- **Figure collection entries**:
□ □ □

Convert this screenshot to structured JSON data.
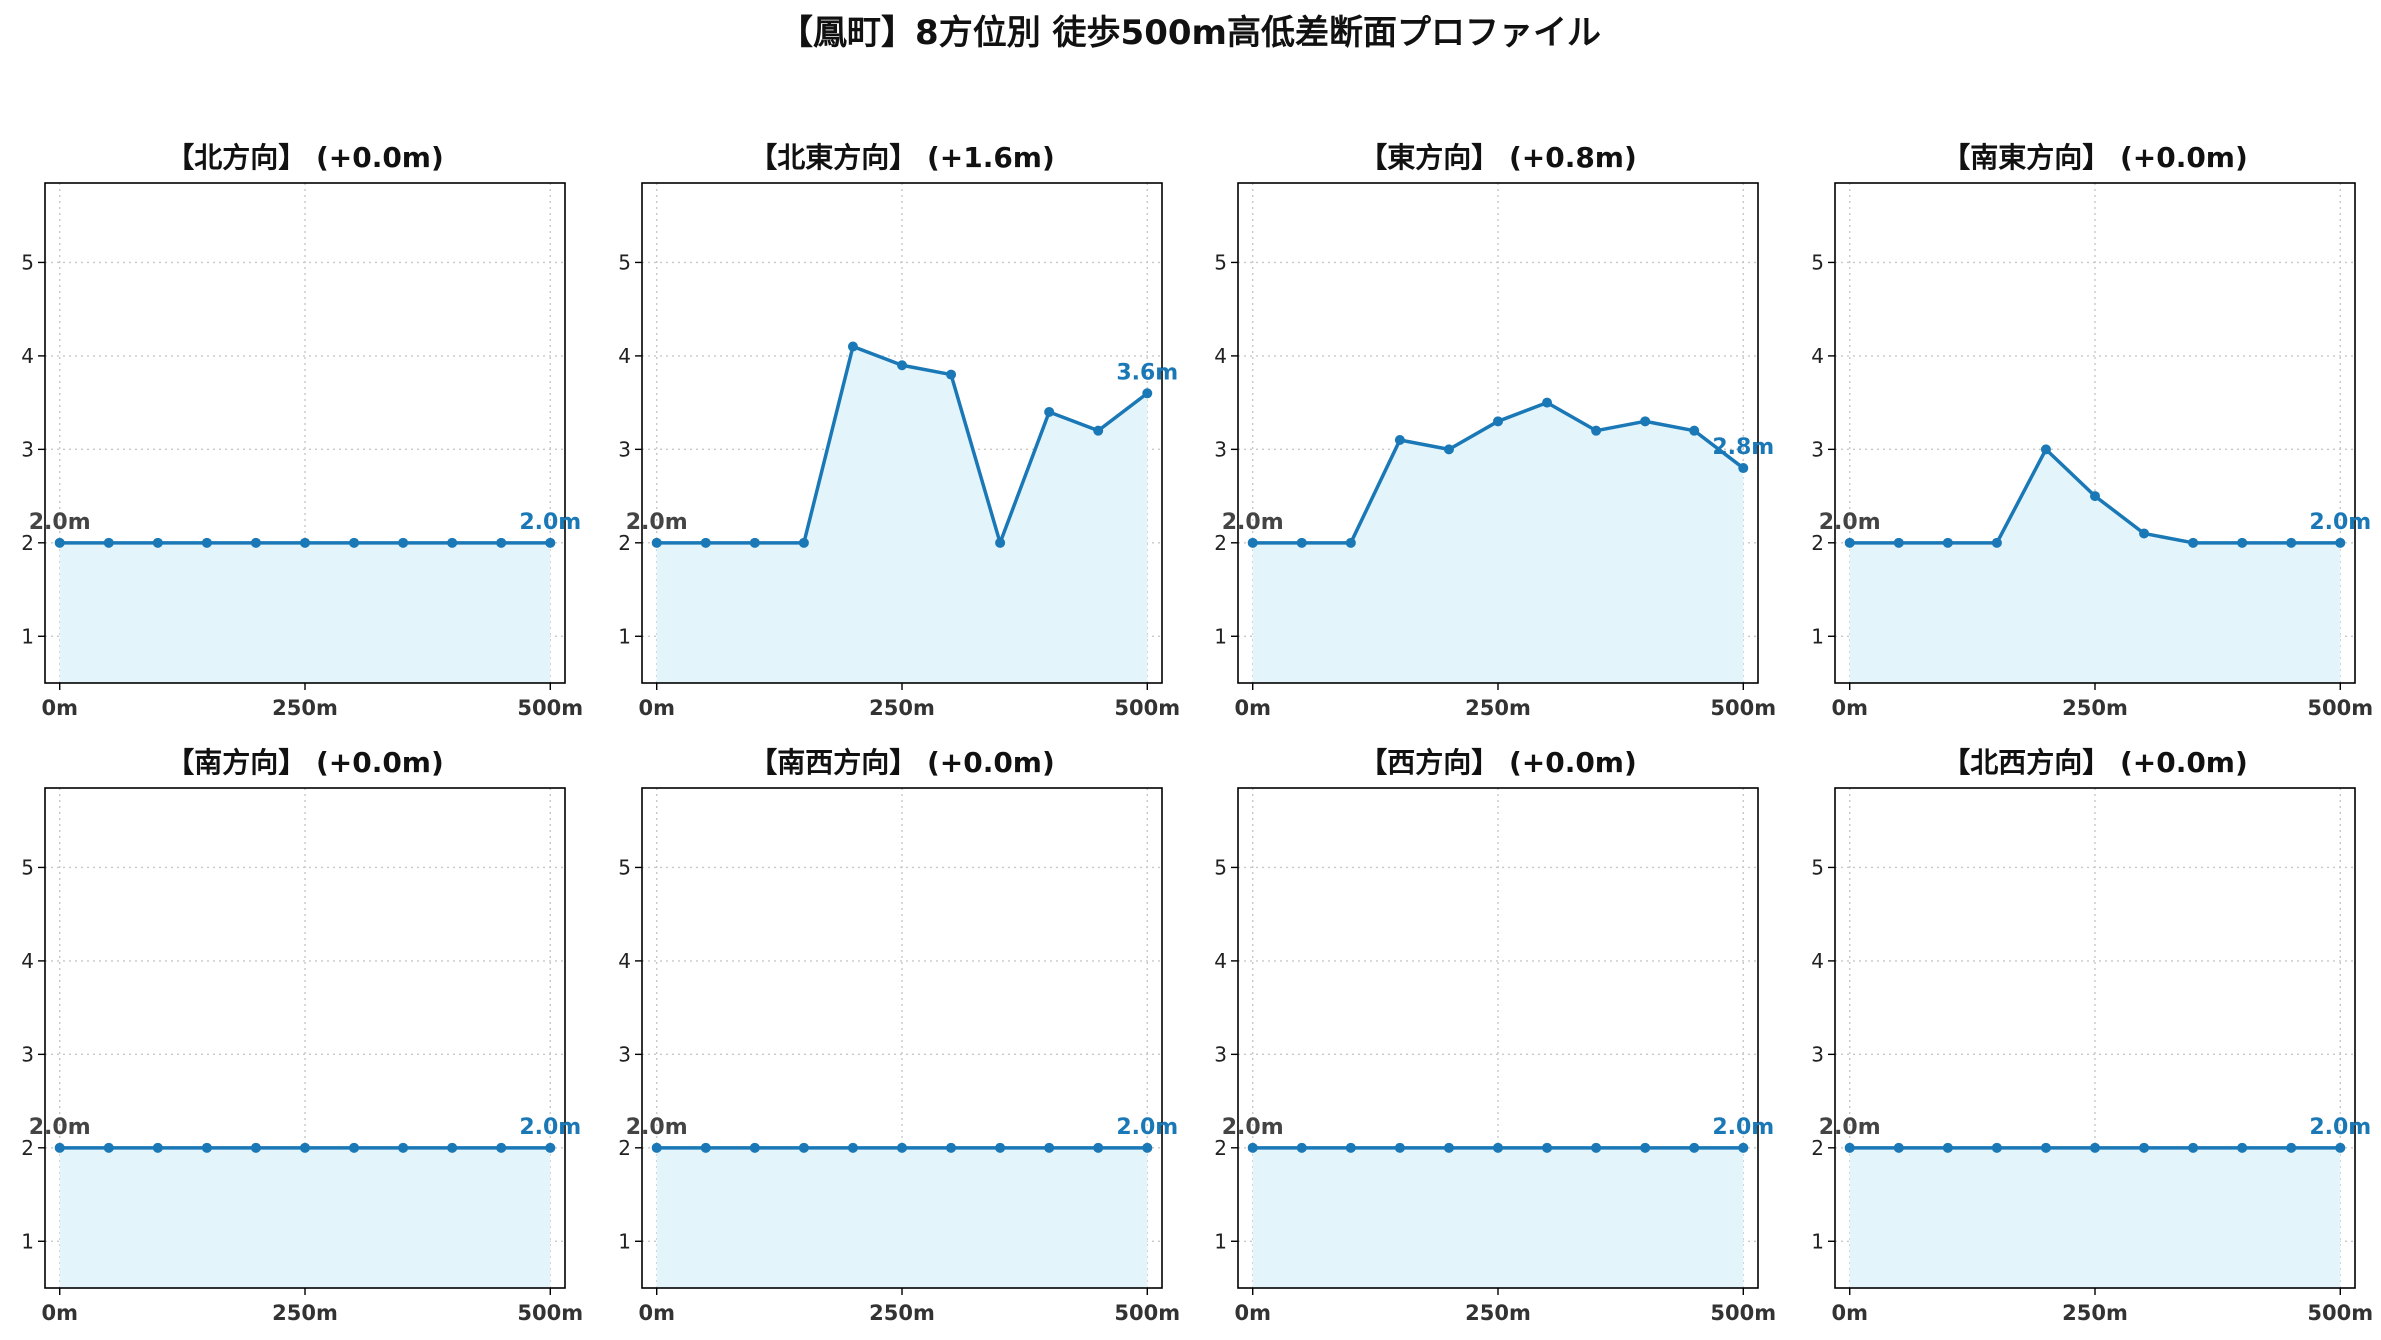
{
  "title": "【鳳町】8方位別 徒歩500m高低差断面プロファイル",
  "colors": {
    "line": "#1a78b7",
    "fill": "#e3f4fb",
    "grid": "#c8c8c8",
    "start_label": "#444444",
    "end_label": "#1a78b7"
  },
  "chart_data": [
    {
      "type": "line",
      "title": "【北方向】 (+0.0m)",
      "x": [
        0,
        50,
        100,
        150,
        200,
        250,
        300,
        350,
        400,
        450,
        500
      ],
      "y": [
        2.0,
        2.0,
        2.0,
        2.0,
        2.0,
        2.0,
        2.0,
        2.0,
        2.0,
        2.0,
        2.0
      ],
      "ylim": [
        0.5,
        5.85
      ],
      "xlim": [
        -15,
        515
      ],
      "yticks": [
        1,
        2,
        3,
        4,
        5
      ],
      "xticks": [
        0,
        250,
        500
      ],
      "xtick_labels": [
        "0m",
        "250m",
        "500m"
      ],
      "start_label": "2.0m",
      "end_label": "2.0m",
      "grid": true
    },
    {
      "type": "line",
      "title": "【北東方向】 (+1.6m)",
      "x": [
        0,
        50,
        100,
        150,
        200,
        250,
        300,
        350,
        400,
        450,
        500
      ],
      "y": [
        2.0,
        2.0,
        2.0,
        2.0,
        4.1,
        3.9,
        3.8,
        2.0,
        3.4,
        3.2,
        3.6
      ],
      "ylim": [
        0.5,
        5.85
      ],
      "xlim": [
        -15,
        515
      ],
      "yticks": [
        1,
        2,
        3,
        4,
        5
      ],
      "xticks": [
        0,
        250,
        500
      ],
      "xtick_labels": [
        "0m",
        "250m",
        "500m"
      ],
      "start_label": "2.0m",
      "end_label": "3.6m",
      "grid": true
    },
    {
      "type": "line",
      "title": "【東方向】 (+0.8m)",
      "x": [
        0,
        50,
        100,
        150,
        200,
        250,
        300,
        350,
        400,
        450,
        500
      ],
      "y": [
        2.0,
        2.0,
        2.0,
        3.1,
        3.0,
        3.3,
        3.5,
        3.2,
        3.3,
        3.2,
        2.8
      ],
      "ylim": [
        0.5,
        5.85
      ],
      "xlim": [
        -15,
        515
      ],
      "yticks": [
        1,
        2,
        3,
        4,
        5
      ],
      "xticks": [
        0,
        250,
        500
      ],
      "xtick_labels": [
        "0m",
        "250m",
        "500m"
      ],
      "start_label": "2.0m",
      "end_label": "2.8m",
      "grid": true
    },
    {
      "type": "line",
      "title": "【南東方向】 (+0.0m)",
      "x": [
        0,
        50,
        100,
        150,
        200,
        250,
        300,
        350,
        400,
        450,
        500
      ],
      "y": [
        2.0,
        2.0,
        2.0,
        2.0,
        3.0,
        2.5,
        2.1,
        2.0,
        2.0,
        2.0,
        2.0
      ],
      "ylim": [
        0.5,
        5.85
      ],
      "xlim": [
        -15,
        515
      ],
      "yticks": [
        1,
        2,
        3,
        4,
        5
      ],
      "xticks": [
        0,
        250,
        500
      ],
      "xtick_labels": [
        "0m",
        "250m",
        "500m"
      ],
      "start_label": "2.0m",
      "end_label": "2.0m",
      "grid": true
    },
    {
      "type": "line",
      "title": "【南方向】 (+0.0m)",
      "x": [
        0,
        50,
        100,
        150,
        200,
        250,
        300,
        350,
        400,
        450,
        500
      ],
      "y": [
        2.0,
        2.0,
        2.0,
        2.0,
        2.0,
        2.0,
        2.0,
        2.0,
        2.0,
        2.0,
        2.0
      ],
      "ylim": [
        0.5,
        5.85
      ],
      "xlim": [
        -15,
        515
      ],
      "yticks": [
        1,
        2,
        3,
        4,
        5
      ],
      "xticks": [
        0,
        250,
        500
      ],
      "xtick_labels": [
        "0m",
        "250m",
        "500m"
      ],
      "start_label": "2.0m",
      "end_label": "2.0m",
      "grid": true
    },
    {
      "type": "line",
      "title": "【南西方向】 (+0.0m)",
      "x": [
        0,
        50,
        100,
        150,
        200,
        250,
        300,
        350,
        400,
        450,
        500
      ],
      "y": [
        2.0,
        2.0,
        2.0,
        2.0,
        2.0,
        2.0,
        2.0,
        2.0,
        2.0,
        2.0,
        2.0
      ],
      "ylim": [
        0.5,
        5.85
      ],
      "xlim": [
        -15,
        515
      ],
      "yticks": [
        1,
        2,
        3,
        4,
        5
      ],
      "xticks": [
        0,
        250,
        500
      ],
      "xtick_labels": [
        "0m",
        "250m",
        "500m"
      ],
      "start_label": "2.0m",
      "end_label": "2.0m",
      "grid": true
    },
    {
      "type": "line",
      "title": "【西方向】 (+0.0m)",
      "x": [
        0,
        50,
        100,
        150,
        200,
        250,
        300,
        350,
        400,
        450,
        500
      ],
      "y": [
        2.0,
        2.0,
        2.0,
        2.0,
        2.0,
        2.0,
        2.0,
        2.0,
        2.0,
        2.0,
        2.0
      ],
      "ylim": [
        0.5,
        5.85
      ],
      "xlim": [
        -15,
        515
      ],
      "yticks": [
        1,
        2,
        3,
        4,
        5
      ],
      "xticks": [
        0,
        250,
        500
      ],
      "xtick_labels": [
        "0m",
        "250m",
        "500m"
      ],
      "start_label": "2.0m",
      "end_label": "2.0m",
      "grid": true
    },
    {
      "type": "line",
      "title": "【北西方向】 (+0.0m)",
      "x": [
        0,
        50,
        100,
        150,
        200,
        250,
        300,
        350,
        400,
        450,
        500
      ],
      "y": [
        2.0,
        2.0,
        2.0,
        2.0,
        2.0,
        2.0,
        2.0,
        2.0,
        2.0,
        2.0,
        2.0
      ],
      "ylim": [
        0.5,
        5.85
      ],
      "xlim": [
        -15,
        515
      ],
      "yticks": [
        1,
        2,
        3,
        4,
        5
      ],
      "xticks": [
        0,
        250,
        500
      ],
      "xtick_labels": [
        "0m",
        "250m",
        "500m"
      ],
      "start_label": "2.0m",
      "end_label": "2.0m",
      "grid": true
    }
  ]
}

□ □ □

- **TASK GOAL**: Retype each record exactly as it stands, but do not include the pictures.

- **PROBLEM SOLUTION**:
Convert this screenshot to structured JSON data.
{
  "title": "【鳳町】8方位別 徒歩500m高低差断面プロファイル",
  "colors": {
    "line": "#1a78b7",
    "fill": "#e3f4fb",
    "grid": "#c8c8c8",
    "start_label": "#444444",
    "end_label": "#1a78b7"
  },
  "chart_data": [
    {
      "type": "line",
      "title": "【北方向】 (+0.0m)",
      "x": [
        0,
        50,
        100,
        150,
        200,
        250,
        300,
        350,
        400,
        450,
        500
      ],
      "y": [
        2.0,
        2.0,
        2.0,
        2.0,
        2.0,
        2.0,
        2.0,
        2.0,
        2.0,
        2.0,
        2.0
      ],
      "ylim": [
        0.5,
        5.85
      ],
      "xlim": [
        -15,
        515
      ],
      "yticks": [
        1,
        2,
        3,
        4,
        5
      ],
      "xticks": [
        0,
        250,
        500
      ],
      "xtick_labels": [
        "0m",
        "250m",
        "500m"
      ],
      "start_label": "2.0m",
      "end_label": "2.0m",
      "grid": true
    },
    {
      "type": "line",
      "title": "【北東方向】 (+1.6m)",
      "x": [
        0,
        50,
        100,
        150,
        200,
        250,
        300,
        350,
        400,
        450,
        500
      ],
      "y": [
        2.0,
        2.0,
        2.0,
        2.0,
        4.1,
        3.9,
        3.8,
        2.0,
        3.4,
        3.2,
        3.6
      ],
      "ylim": [
        0.5,
        5.85
      ],
      "xlim": [
        -15,
        515
      ],
      "yticks": [
        1,
        2,
        3,
        4,
        5
      ],
      "xticks": [
        0,
        250,
        500
      ],
      "xtick_labels": [
        "0m",
        "250m",
        "500m"
      ],
      "start_label": "2.0m",
      "end_label": "3.6m",
      "grid": true
    },
    {
      "type": "line",
      "title": "【東方向】 (+0.8m)",
      "x": [
        0,
        50,
        100,
        150,
        200,
        250,
        300,
        350,
        400,
        450,
        500
      ],
      "y": [
        2.0,
        2.0,
        2.0,
        3.1,
        3.0,
        3.3,
        3.5,
        3.2,
        3.3,
        3.2,
        2.8
      ],
      "ylim": [
        0.5,
        5.85
      ],
      "xlim": [
        -15,
        515
      ],
      "yticks": [
        1,
        2,
        3,
        4,
        5
      ],
      "xticks": [
        0,
        250,
        500
      ],
      "xtick_labels": [
        "0m",
        "250m",
        "500m"
      ],
      "start_label": "2.0m",
      "end_label": "2.8m",
      "grid": true
    },
    {
      "type": "line",
      "title": "【南東方向】 (+0.0m)",
      "x": [
        0,
        50,
        100,
        150,
        200,
        250,
        300,
        350,
        400,
        450,
        500
      ],
      "y": [
        2.0,
        2.0,
        2.0,
        2.0,
        3.0,
        2.5,
        2.1,
        2.0,
        2.0,
        2.0,
        2.0
      ],
      "ylim": [
        0.5,
        5.85
      ],
      "xlim": [
        -15,
        515
      ],
      "yticks": [
        1,
        2,
        3,
        4,
        5
      ],
      "xticks": [
        0,
        250,
        500
      ],
      "xtick_labels": [
        "0m",
        "250m",
        "500m"
      ],
      "start_label": "2.0m",
      "end_label": "2.0m",
      "grid": true
    },
    {
      "type": "line",
      "title": "【南方向】 (+0.0m)",
      "x": [
        0,
        50,
        100,
        150,
        200,
        250,
        300,
        350,
        400,
        450,
        500
      ],
      "y": [
        2.0,
        2.0,
        2.0,
        2.0,
        2.0,
        2.0,
        2.0,
        2.0,
        2.0,
        2.0,
        2.0
      ],
      "ylim": [
        0.5,
        5.85
      ],
      "xlim": [
        -15,
        515
      ],
      "yticks": [
        1,
        2,
        3,
        4,
        5
      ],
      "xticks": [
        0,
        250,
        500
      ],
      "xtick_labels": [
        "0m",
        "250m",
        "500m"
      ],
      "start_label": "2.0m",
      "end_label": "2.0m",
      "grid": true
    },
    {
      "type": "line",
      "title": "【南西方向】 (+0.0m)",
      "x": [
        0,
        50,
        100,
        150,
        200,
        250,
        300,
        350,
        400,
        450,
        500
      ],
      "y": [
        2.0,
        2.0,
        2.0,
        2.0,
        2.0,
        2.0,
        2.0,
        2.0,
        2.0,
        2.0,
        2.0
      ],
      "ylim": [
        0.5,
        5.85
      ],
      "xlim": [
        -15,
        515
      ],
      "yticks": [
        1,
        2,
        3,
        4,
        5
      ],
      "xticks": [
        0,
        250,
        500
      ],
      "xtick_labels": [
        "0m",
        "250m",
        "500m"
      ],
      "start_label": "2.0m",
      "end_label": "2.0m",
      "grid": true
    },
    {
      "type": "line",
      "title": "【西方向】 (+0.0m)",
      "x": [
        0,
        50,
        100,
        150,
        200,
        250,
        300,
        350,
        400,
        450,
        500
      ],
      "y": [
        2.0,
        2.0,
        2.0,
        2.0,
        2.0,
        2.0,
        2.0,
        2.0,
        2.0,
        2.0,
        2.0
      ],
      "ylim": [
        0.5,
        5.85
      ],
      "xlim": [
        -15,
        515
      ],
      "yticks": [
        1,
        2,
        3,
        4,
        5
      ],
      "xticks": [
        0,
        250,
        500
      ],
      "xtick_labels": [
        "0m",
        "250m",
        "500m"
      ],
      "start_label": "2.0m",
      "end_label": "2.0m",
      "grid": true
    },
    {
      "type": "line",
      "title": "【北西方向】 (+0.0m)",
      "x": [
        0,
        50,
        100,
        150,
        200,
        250,
        300,
        350,
        400,
        450,
        500
      ],
      "y": [
        2.0,
        2.0,
        2.0,
        2.0,
        2.0,
        2.0,
        2.0,
        2.0,
        2.0,
        2.0,
        2.0
      ],
      "ylim": [
        0.5,
        5.85
      ],
      "xlim": [
        -15,
        515
      ],
      "yticks": [
        1,
        2,
        3,
        4,
        5
      ],
      "xticks": [
        0,
        250,
        500
      ],
      "xtick_labels": [
        "0m",
        "250m",
        "500m"
      ],
      "start_label": "2.0m",
      "end_label": "2.0m",
      "grid": true
    }
  ]
}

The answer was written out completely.